Below are some records: retype them all exactly, but not the pictures.
─── Dataset excerpts ───
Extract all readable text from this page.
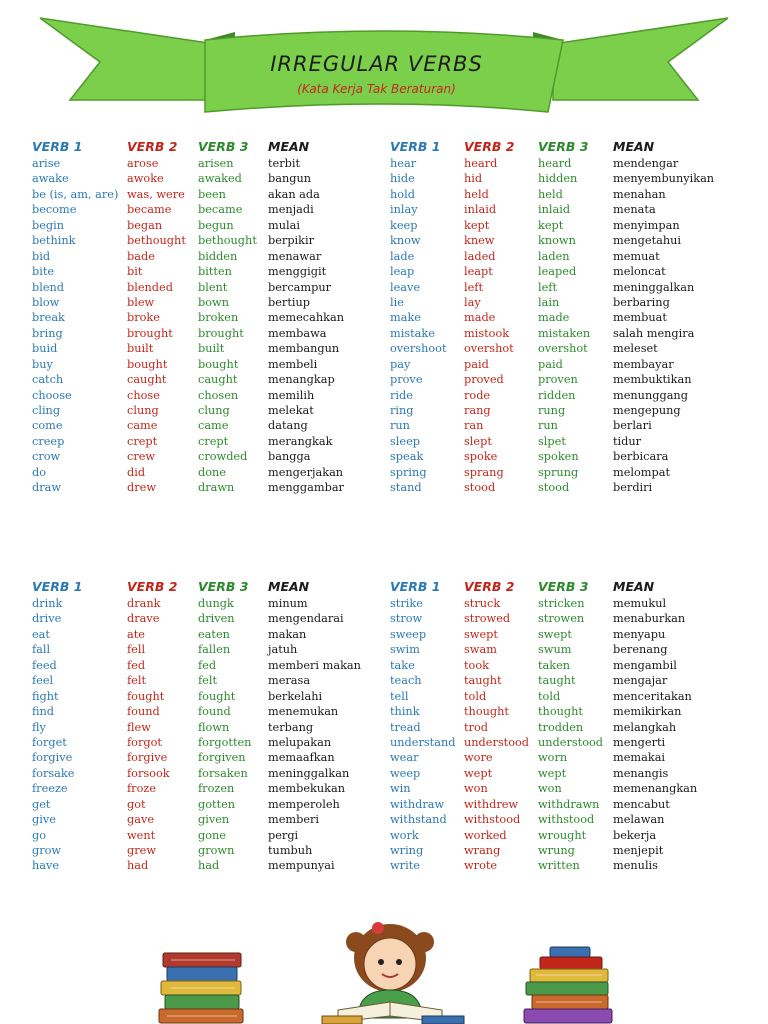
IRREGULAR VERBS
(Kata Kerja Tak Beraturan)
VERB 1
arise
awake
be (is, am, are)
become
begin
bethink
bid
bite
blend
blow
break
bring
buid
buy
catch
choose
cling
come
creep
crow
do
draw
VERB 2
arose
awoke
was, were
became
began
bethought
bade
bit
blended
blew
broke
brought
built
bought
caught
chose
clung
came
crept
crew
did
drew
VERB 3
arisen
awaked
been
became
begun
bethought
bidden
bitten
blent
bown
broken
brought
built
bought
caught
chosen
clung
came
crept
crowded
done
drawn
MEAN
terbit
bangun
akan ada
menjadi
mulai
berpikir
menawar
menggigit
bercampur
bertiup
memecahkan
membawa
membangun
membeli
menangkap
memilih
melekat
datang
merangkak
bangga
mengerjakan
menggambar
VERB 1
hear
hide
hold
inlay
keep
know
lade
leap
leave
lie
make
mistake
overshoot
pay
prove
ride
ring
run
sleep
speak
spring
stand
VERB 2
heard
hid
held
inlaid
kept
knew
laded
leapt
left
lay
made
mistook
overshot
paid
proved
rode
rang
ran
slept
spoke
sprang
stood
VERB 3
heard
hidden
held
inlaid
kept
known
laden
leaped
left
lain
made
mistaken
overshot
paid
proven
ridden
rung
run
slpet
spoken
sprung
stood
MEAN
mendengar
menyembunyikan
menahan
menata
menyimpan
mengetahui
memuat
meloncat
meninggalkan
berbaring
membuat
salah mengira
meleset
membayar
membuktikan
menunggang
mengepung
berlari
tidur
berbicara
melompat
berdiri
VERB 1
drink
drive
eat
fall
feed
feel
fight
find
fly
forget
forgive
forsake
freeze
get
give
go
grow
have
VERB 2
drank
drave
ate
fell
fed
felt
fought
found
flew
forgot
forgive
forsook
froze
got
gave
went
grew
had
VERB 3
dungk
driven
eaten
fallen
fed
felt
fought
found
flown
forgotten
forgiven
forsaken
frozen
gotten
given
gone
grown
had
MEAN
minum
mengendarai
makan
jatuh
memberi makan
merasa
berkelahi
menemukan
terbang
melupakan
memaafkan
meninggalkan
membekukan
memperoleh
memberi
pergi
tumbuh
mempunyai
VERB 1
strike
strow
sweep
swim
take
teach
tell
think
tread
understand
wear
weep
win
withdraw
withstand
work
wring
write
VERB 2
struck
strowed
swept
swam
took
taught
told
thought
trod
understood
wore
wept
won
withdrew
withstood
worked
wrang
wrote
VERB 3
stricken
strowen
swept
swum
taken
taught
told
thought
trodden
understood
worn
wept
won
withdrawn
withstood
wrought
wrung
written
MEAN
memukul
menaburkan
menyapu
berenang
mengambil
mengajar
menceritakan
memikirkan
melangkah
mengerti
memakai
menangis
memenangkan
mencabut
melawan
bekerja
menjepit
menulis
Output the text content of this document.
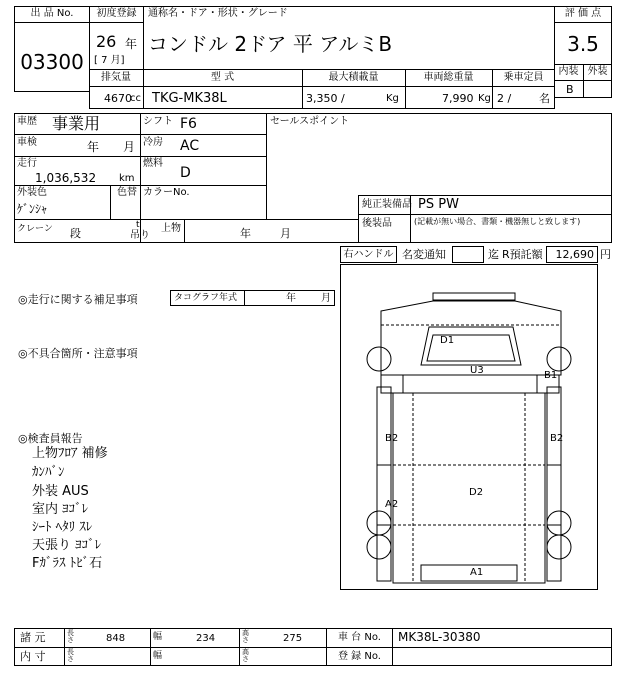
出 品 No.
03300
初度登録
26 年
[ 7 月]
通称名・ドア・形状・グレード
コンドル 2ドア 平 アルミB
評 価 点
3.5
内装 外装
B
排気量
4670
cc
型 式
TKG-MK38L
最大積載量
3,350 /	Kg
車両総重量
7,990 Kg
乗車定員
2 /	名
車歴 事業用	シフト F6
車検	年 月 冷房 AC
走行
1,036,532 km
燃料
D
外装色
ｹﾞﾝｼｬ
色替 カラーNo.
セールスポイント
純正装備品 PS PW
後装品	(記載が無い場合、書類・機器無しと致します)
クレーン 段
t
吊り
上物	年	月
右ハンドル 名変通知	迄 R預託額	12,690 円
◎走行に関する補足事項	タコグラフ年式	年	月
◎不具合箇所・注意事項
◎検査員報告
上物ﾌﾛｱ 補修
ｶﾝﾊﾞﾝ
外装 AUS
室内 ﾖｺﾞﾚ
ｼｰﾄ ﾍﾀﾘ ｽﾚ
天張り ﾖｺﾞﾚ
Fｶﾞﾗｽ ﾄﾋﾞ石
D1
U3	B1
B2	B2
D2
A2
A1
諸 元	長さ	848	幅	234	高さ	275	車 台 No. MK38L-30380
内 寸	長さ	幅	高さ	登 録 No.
───
> Correct response
Extract all readable text from this page.
IRREGULAR VERBS
(Kata Kerja Tak Beraturan)
VERB 1
arise
awake
be (is, am, are)
become
begin
bethink
bid
bite
blend
blow
break
bring
buid
buy
catch
choose
cling
come
creep
crow
do
draw
VERB 2
arose
awoke
was, were
became
began
bethought
bade
bit
blended
blew
broke
brought
built
bought
caught
chose
clung
came
crept
crew
did
drew
VERB 3
arisen
awaked
been
became
begun
bethought
bidden
bitten
blent
bown
broken
brought
built
bought
caught
chosen
clung
came
crept
crowded
done
drawn
MEAN
terbit
bangun
akan ada
menjadi
mulai
berpikir
menawar
menggigit
bercampur
bertiup
memecahkan
membawa
membangun
membeli
menangkap
memilih
melekat
datang
merangkak
bangga
mengerjakan
menggambar
VERB 1
hear
hide
hold
inlay
keep
know
lade
leap
leave
lie
make
mistake
overshoot
pay
prove
ride
ring
run
sleep
speak
spring
stand
VERB 2
heard
hid
held
inlaid
kept
knew
laded
leapt
left
lay
made
mistook
overshot
paid
proved
rode
rang
ran
slept
spoke
sprang
stood
VERB 3
heard
hidden
held
inlaid
kept
known
laden
leaped
left
lain
made
mistaken
overshot
paid
proven
ridden
rung
run
slpet
spoken
sprung
stood
MEAN
mendengar
menyembunyikan
menahan
menata
menyimpan
mengetahui
memuat
meloncat
meninggalkan
berbaring
membuat
salah mengira
meleset
membayar
membuktikan
menunggang
mengepung
berlari
tidur
berbicara
melompat
berdiri
VERB 1
drink
drive
eat
fall
feed
feel
fight
find
fly
forget
forgive
forsake
freeze
get
give
go
grow
have
VERB 2
drank
drave
ate
fell
fed
felt
fought
found
flew
forgot
forgive
forsook
froze
got
gave
went
grew
had
VERB 3
dungk
driven
eaten
fallen
fed
felt
fought
found
flown
forgotten
forgiven
forsaken
frozen
gotten
given
gone
grown
had
MEAN
minum
mengendarai
makan
jatuh
memberi makan
merasa
berkelahi
menemukan
terbang
melupakan
memaafkan
meninggalkan
membekukan
memperoleh
memberi
pergi
tumbuh
mempunyai
VERB 1
strike
strow
sweep
swim
take
teach
tell
think
tread
understand
wear
weep
win
withdraw
withstand
work
wring
write
VERB 2
struck
strowed
swept
swam
took
taught
told
thought
trod
understood
wore
wept
won
withdrew
withstood
worked
wrang
wrote
VERB 3
stricken
strowen
swept
swum
taken
taught
told
thought
trodden
understood
worn
wept
won
withdrawn
withstood
wrought
wrung
written
MEAN
memukul
menaburkan
menyapu
berenang
mengambil
mengajar
menceritakan
memikirkan
melangkah
mengerti
memakai
menangis
memenangkan
mencabut
melawan
bekerja
menjepit
menulis
Output the text content of this document.
出 品 No.
03300
初度登録
26 年
[ 7 月]
通称名・ドア・形状・グレード
コンドル 2ドア 平 アルミB
評 価 点
3.5
内装 外装
B
排気量
4670
cc
型 式
TKG-MK38L
最大積載量
3,350 /	Kg
車両総重量
7,990 Kg
乗車定員
2 /	名
車歴 事業用	シフト F6
車検	年 月 冷房 AC
走行
1,036,532 km
燃料
D
外装色
ｹﾞﾝｼｬ
色替 カラーNo.
セールスポイント
純正装備品 PS PW
後装品	(記載が無い場合、書類・機器無しと致します)
クレーン 段
t
吊り
上物	年	月
右ハンドル 名変通知	迄 R預託額	12,690 円
◎走行に関する補足事項	タコグラフ年式	年	月
◎不具合箇所・注意事項
◎検査員報告
上物ﾌﾛｱ 補修
ｶﾝﾊﾞﾝ
外装 AUS
室内 ﾖｺﾞﾚ
ｼｰﾄ ﾍﾀﾘ ｽﾚ
天張り ﾖｺﾞﾚ
Fｶﾞﾗｽ ﾄﾋﾞ石
D1
U3	B1
B2	B2
D2
A2
A1
諸 元	長さ	848	幅	234	高さ	275	車 台 No. MK38L-30380
内 寸	長さ	幅	高さ	登 録 No.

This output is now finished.